[begin RECORDS TO PROCESS]
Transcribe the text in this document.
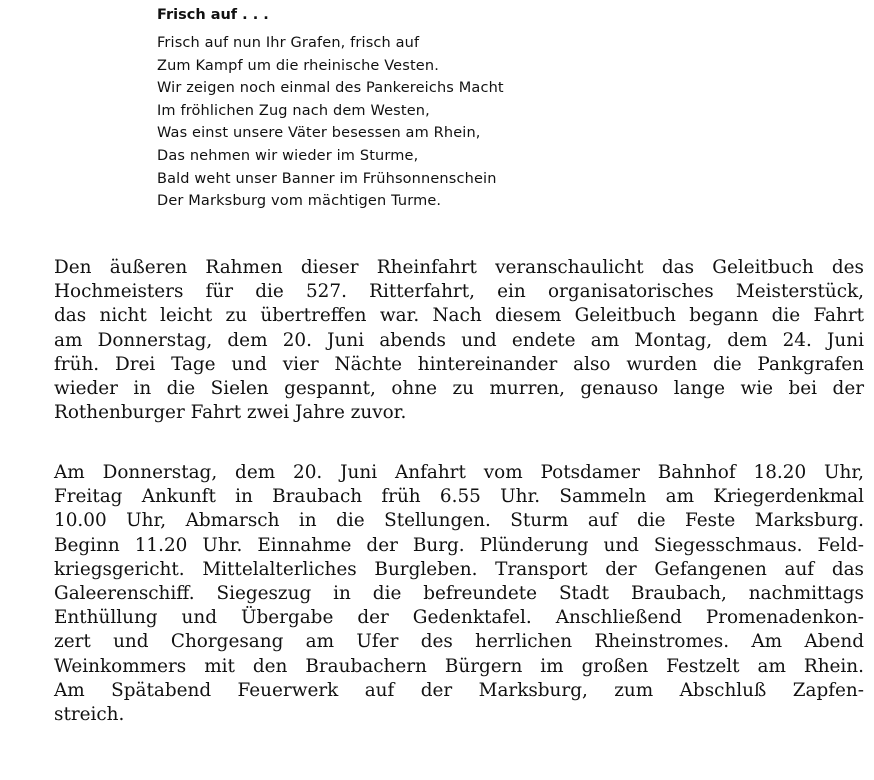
Frisch auf . . .
Frisch auf nun Ihr Grafen, frisch auf
Zum Kampf um die rheinische Vesten.
Wir zeigen noch einmal des Pankereichs Macht
Im fröhlichen Zug nach dem Westen,
Was einst unsere Väter besessen am Rhein,
Das nehmen wir wieder im Sturme,
Bald weht unser Banner im Frühsonnenschein
Der Marksburg vom mächtigen Turme.
Den äußeren Rahmen dieser Rheinfahrt veranschaulicht das Geleitbuch des
Hochmeisters für die 527. Ritterfahrt, ein organisatorisches Meisterstück,
das nicht leicht zu übertreffen war. Nach diesem Geleitbuch begann die Fahrt
am Donnerstag, dem 20. Juni abends und endete am Montag, dem 24. Juni
früh. Drei Tage und vier Nächte hintereinander also wurden die Pankgrafen
wieder in die Sielen gespannt, ohne zu murren, genauso lange wie bei der
Rothenburger Fahrt zwei Jahre zuvor.
Am Donnerstag, dem 20. Juni Anfahrt vom Potsdamer Bahnhof 18.20 Uhr,
Freitag Ankunft in Braubach früh 6.55 Uhr. Sammeln am Kriegerdenkmal
10.00 Uhr, Abmarsch in die Stellungen. Sturm auf die Feste Marksburg.
Beginn 11.20 Uhr. Einnahme der Burg. Plünderung und Siegesschmaus. Feld-
kriegsgericht. Mittelalterliches Burgleben. Transport der Gefangenen auf das
Galeerenschiff. Siegeszug in die befreundete Stadt Braubach, nachmittags
Enthüllung und Übergabe der Gedenktafel. Anschließend Promenadenkon-
zert und Chorgesang am Ufer des herrlichen Rheinstromes. Am Abend
Weinkommers mit den Braubachern Bürgern im großen Festzelt am Rhein.
Am Spätabend Feuerwerk auf der Marksburg, zum Abschluß Zapfen-
streich.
[end RECORDS TO PROCESS]
## [TASK OBJECTIVE]
Copy the data exactly. Any picture it contains is to be omitted.

## [FINAL ANSWER]
Transcribe the text in this document.
Frisch auf . . .
Frisch auf nun Ihr Grafen, frisch auf
Zum Kampf um die rheinische Vesten.
Wir zeigen noch einmal des Pankereichs Macht
Im fröhlichen Zug nach dem Westen,
Was einst unsere Väter besessen am Rhein,
Das nehmen wir wieder im Sturme,
Bald weht unser Banner im Frühsonnenschein
Der Marksburg vom mächtigen Turme.
Den äußeren Rahmen dieser Rheinfahrt veranschaulicht das Geleitbuch des
Hochmeisters für die 527. Ritterfahrt, ein organisatorisches Meisterstück,
das nicht leicht zu übertreffen war. Nach diesem Geleitbuch begann die Fahrt
am Donnerstag, dem 20. Juni abends und endete am Montag, dem 24. Juni
früh. Drei Tage und vier Nächte hintereinander also wurden die Pankgrafen
wieder in die Sielen gespannt, ohne zu murren, genauso lange wie bei der
Rothenburger Fahrt zwei Jahre zuvor.
Am Donnerstag, dem 20. Juni Anfahrt vom Potsdamer Bahnhof 18.20 Uhr,
Freitag Ankunft in Braubach früh 6.55 Uhr. Sammeln am Kriegerdenkmal
10.00 Uhr, Abmarsch in die Stellungen. Sturm auf die Feste Marksburg.
Beginn 11.20 Uhr. Einnahme der Burg. Plünderung und Siegesschmaus. Feld-
kriegsgericht. Mittelalterliches Burgleben. Transport der Gefangenen auf das
Galeerenschiff. Siegeszug in die befreundete Stadt Braubach, nachmittags
Enthüllung und Übergabe der Gedenktafel. Anschließend Promenadenkon-
zert und Chorgesang am Ufer des herrlichen Rheinstromes. Am Abend
Weinkommers mit den Braubachern Bürgern im großen Festzelt am Rhein.
Am Spätabend Feuerwerk auf der Marksburg, zum Abschluß Zapfen-
streich.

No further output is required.